▸ **WORK TO DO**:
Report every line below that holds the word "them".

▸ **TASK INPUTS**:

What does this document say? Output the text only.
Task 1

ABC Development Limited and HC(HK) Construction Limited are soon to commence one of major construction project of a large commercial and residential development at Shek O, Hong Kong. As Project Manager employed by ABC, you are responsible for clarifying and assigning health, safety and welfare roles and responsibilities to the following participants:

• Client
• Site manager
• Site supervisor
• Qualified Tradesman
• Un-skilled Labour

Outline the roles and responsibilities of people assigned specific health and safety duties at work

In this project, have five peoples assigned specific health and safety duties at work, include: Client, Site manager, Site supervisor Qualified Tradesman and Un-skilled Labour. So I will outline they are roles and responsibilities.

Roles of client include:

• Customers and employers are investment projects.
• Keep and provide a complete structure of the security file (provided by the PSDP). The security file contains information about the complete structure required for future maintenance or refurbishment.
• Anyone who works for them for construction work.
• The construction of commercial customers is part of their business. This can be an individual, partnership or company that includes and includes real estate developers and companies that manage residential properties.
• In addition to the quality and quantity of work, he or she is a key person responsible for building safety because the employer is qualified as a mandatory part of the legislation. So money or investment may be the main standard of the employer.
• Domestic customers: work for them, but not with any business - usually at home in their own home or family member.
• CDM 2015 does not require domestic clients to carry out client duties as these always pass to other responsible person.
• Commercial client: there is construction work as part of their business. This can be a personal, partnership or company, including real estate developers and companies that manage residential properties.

▸ **RESULT OF THE EXERCISE**:
• Anyone who works for them for construction work.
• Domestic customers: work for them, but not with any business - usually at home in their own home or family member.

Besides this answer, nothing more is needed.